#### [What you need to do]
Duplicate the stretch of the records below from their first line through the line that contains "89, 236, 104]", including both of those lines, and keep every character unchanged.
........
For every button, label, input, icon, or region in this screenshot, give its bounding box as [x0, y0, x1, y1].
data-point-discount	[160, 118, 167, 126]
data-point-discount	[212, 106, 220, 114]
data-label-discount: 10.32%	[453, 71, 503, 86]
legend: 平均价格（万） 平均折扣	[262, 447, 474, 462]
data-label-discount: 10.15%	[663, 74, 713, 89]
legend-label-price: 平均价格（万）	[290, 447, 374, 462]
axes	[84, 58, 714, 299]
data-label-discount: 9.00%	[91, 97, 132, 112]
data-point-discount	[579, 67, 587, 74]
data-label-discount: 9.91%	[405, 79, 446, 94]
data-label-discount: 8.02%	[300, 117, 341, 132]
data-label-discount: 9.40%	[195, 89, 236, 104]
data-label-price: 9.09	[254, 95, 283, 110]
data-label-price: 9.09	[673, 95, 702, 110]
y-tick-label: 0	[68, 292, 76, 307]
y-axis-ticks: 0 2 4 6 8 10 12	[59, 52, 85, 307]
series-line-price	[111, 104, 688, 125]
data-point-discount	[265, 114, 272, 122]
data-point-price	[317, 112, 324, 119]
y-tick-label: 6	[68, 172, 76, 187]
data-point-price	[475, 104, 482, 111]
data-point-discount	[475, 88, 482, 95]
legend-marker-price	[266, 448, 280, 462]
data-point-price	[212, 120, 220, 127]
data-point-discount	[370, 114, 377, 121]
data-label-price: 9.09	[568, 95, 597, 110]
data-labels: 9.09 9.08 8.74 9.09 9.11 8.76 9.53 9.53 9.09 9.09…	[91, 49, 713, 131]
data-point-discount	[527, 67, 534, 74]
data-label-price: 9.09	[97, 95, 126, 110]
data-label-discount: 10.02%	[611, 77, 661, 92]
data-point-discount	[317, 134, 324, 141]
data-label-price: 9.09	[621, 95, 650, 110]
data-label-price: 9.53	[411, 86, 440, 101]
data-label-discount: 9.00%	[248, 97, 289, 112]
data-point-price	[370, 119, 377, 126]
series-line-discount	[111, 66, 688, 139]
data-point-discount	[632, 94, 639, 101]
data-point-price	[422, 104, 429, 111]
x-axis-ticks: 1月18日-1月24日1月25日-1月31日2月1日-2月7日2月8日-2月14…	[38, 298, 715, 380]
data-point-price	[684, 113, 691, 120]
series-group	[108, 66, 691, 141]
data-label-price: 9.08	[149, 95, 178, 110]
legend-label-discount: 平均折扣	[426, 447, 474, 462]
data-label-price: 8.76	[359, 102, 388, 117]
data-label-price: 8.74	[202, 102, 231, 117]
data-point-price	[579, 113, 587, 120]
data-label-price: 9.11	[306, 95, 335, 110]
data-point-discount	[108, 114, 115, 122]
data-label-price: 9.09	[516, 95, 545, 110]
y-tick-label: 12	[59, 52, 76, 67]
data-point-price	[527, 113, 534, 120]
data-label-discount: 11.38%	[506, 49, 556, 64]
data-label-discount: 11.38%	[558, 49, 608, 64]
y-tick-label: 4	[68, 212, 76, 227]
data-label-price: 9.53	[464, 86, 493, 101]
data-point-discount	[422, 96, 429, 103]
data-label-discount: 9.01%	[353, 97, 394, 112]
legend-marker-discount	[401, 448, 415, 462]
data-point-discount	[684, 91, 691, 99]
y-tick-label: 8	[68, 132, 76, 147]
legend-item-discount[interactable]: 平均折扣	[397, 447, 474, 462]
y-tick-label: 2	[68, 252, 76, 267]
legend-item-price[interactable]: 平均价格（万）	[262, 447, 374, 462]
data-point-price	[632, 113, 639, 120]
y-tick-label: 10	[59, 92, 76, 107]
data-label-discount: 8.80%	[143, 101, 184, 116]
........
#### [Exercise response]
For every button, label, input, icon, or region in this screenshot, give its bounding box as [x0, y0, x1, y1].
data-point-discount	[160, 118, 167, 126]
data-point-discount	[212, 106, 220, 114]
data-label-discount: 10.32%	[453, 71, 503, 86]
legend: 平均价格（万） 平均折扣	[262, 447, 474, 462]
data-label-discount: 10.15%	[663, 74, 713, 89]
legend-label-price: 平均价格（万）	[290, 447, 374, 462]
axes	[84, 58, 714, 299]
data-label-discount: 9.00%	[91, 97, 132, 112]
data-point-discount	[579, 67, 587, 74]
data-label-discount: 9.91%	[405, 79, 446, 94]
data-label-discount: 8.02%	[300, 117, 341, 132]
data-label-discount: 9.40%	[195, 89, 236, 104]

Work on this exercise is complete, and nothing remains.